# [TASK DESCRIPTION]
Display each row below that contains the string "Random", and copy every such row in full.
^^^^^^^^
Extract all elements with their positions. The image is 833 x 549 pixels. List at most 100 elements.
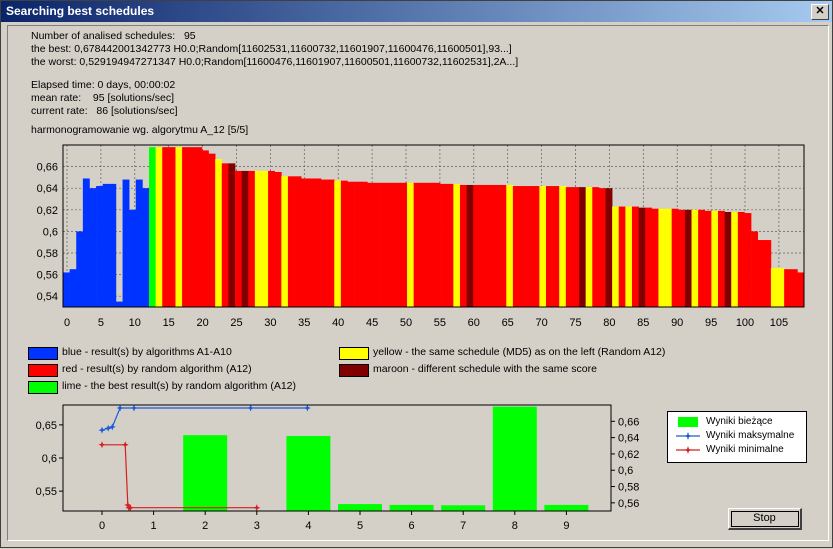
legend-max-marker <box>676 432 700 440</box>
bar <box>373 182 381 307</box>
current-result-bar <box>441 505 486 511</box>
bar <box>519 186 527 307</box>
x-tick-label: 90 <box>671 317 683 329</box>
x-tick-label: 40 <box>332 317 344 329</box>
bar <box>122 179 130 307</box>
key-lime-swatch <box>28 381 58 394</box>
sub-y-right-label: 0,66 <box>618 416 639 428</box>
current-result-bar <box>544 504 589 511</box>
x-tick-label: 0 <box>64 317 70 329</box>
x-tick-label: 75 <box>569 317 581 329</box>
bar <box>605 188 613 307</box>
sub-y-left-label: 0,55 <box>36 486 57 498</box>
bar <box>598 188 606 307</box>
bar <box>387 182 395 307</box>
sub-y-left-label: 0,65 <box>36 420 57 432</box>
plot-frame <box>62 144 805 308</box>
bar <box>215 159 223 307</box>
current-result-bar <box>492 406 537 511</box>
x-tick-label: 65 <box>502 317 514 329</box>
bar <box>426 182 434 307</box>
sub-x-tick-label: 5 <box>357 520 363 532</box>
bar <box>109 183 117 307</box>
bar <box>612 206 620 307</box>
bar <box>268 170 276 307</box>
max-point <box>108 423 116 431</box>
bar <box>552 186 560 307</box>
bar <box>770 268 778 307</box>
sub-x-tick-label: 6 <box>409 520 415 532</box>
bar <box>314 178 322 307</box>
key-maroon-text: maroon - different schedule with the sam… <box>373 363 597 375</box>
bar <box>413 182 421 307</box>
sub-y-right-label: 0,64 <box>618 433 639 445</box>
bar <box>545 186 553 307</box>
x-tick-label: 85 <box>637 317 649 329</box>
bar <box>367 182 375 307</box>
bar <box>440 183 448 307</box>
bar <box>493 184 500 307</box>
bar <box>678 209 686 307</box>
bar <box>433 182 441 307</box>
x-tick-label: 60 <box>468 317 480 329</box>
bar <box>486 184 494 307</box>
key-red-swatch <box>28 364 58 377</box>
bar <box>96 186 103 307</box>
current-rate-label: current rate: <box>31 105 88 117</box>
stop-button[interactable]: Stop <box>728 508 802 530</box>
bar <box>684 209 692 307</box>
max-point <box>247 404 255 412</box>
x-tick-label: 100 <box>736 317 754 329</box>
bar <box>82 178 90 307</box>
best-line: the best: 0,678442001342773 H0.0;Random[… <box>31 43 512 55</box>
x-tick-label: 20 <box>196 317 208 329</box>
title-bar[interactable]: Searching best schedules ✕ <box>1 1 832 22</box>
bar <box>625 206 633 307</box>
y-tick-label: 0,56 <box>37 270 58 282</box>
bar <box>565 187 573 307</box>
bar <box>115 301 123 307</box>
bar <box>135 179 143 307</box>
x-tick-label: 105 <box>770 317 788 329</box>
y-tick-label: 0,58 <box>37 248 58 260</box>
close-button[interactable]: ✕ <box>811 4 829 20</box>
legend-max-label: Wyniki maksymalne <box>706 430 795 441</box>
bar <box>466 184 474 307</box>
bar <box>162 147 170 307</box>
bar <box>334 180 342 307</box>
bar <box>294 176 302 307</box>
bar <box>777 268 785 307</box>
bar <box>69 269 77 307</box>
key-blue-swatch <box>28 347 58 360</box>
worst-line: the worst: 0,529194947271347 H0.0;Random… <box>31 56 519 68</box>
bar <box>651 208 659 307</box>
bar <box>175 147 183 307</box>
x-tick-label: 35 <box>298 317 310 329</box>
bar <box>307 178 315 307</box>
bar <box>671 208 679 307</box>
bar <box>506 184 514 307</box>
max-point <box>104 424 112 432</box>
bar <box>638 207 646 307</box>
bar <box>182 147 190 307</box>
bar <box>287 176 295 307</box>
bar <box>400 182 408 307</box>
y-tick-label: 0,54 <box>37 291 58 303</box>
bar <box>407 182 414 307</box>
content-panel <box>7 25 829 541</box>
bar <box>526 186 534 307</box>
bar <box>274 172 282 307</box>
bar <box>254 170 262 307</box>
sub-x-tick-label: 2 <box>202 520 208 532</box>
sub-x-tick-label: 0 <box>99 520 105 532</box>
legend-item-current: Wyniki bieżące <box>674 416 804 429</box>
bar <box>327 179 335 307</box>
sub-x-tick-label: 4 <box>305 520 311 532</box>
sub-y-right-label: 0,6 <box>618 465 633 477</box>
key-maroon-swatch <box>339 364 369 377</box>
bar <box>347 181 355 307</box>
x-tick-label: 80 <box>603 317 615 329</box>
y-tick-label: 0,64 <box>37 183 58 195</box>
^^^^^^^^
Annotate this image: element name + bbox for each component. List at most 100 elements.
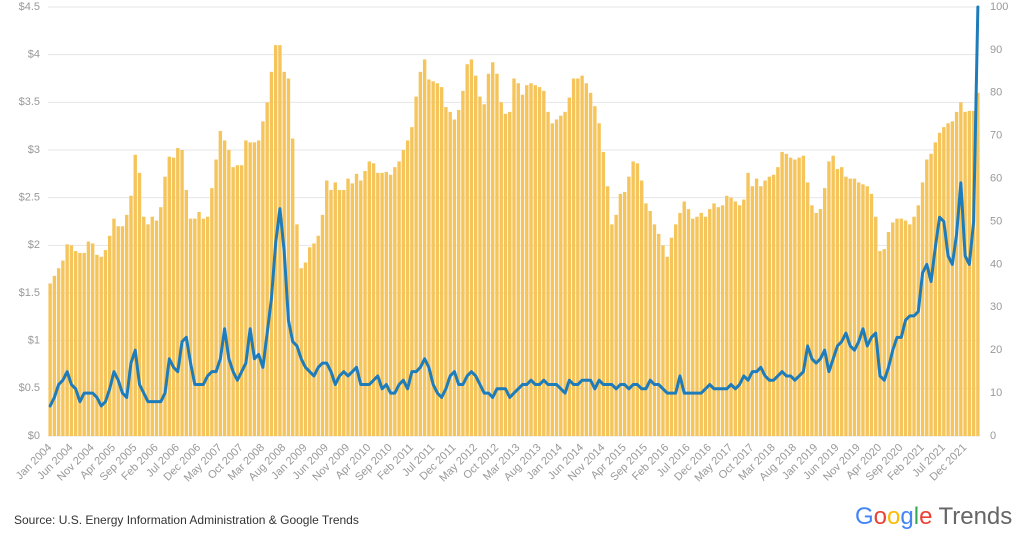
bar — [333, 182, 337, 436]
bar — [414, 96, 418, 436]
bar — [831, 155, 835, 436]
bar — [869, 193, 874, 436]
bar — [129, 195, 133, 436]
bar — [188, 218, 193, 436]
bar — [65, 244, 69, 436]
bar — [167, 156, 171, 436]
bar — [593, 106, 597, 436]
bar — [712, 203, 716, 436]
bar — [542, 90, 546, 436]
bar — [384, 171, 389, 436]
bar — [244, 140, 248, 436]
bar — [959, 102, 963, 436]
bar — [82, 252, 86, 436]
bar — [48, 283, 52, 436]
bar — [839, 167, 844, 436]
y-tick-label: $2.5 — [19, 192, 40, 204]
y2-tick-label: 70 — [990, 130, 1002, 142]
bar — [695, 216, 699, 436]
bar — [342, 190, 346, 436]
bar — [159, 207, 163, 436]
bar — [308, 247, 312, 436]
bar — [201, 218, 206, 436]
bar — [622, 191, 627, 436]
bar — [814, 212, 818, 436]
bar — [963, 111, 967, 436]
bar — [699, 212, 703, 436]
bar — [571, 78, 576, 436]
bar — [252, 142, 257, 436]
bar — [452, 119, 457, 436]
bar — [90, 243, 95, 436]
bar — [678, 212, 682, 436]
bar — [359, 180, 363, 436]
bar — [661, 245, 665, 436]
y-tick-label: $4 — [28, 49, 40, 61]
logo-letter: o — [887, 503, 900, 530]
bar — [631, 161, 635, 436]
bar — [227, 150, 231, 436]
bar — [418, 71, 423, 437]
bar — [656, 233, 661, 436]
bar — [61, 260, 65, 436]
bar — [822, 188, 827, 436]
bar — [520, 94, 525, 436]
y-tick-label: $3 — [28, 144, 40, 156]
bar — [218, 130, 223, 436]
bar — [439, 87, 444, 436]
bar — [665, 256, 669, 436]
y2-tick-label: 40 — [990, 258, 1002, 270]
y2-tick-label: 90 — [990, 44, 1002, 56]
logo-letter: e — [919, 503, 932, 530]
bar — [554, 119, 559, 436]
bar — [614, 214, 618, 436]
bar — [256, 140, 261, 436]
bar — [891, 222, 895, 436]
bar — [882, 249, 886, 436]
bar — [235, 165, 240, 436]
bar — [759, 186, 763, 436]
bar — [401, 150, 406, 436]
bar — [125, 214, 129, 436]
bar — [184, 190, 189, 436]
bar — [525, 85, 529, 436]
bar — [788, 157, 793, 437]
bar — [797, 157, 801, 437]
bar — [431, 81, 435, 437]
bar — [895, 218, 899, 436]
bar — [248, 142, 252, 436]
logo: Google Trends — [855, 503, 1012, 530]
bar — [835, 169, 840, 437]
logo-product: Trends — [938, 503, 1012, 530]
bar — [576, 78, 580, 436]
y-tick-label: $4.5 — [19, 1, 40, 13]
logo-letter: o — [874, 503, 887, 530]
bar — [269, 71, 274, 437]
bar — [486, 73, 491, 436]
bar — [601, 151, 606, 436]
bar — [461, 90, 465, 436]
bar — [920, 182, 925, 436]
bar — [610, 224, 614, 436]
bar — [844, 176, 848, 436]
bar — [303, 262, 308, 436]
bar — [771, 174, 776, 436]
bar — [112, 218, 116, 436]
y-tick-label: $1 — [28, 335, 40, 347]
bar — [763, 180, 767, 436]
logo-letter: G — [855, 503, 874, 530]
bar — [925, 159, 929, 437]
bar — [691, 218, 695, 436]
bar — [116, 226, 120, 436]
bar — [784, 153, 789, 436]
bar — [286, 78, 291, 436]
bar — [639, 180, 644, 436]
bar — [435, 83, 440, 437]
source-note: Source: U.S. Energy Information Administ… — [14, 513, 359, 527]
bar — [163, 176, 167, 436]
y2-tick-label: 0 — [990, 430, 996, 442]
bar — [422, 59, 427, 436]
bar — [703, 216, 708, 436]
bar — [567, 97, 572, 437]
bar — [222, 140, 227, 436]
^^^^^^^^
# [WORKED ANSWER]
best-line: the best: 0,678442001342773 H0.0;Random[… <box>31 43 512 55</box>
worst-line: the worst: 0,529194947271347 H0.0;Random… <box>31 56 519 68</box>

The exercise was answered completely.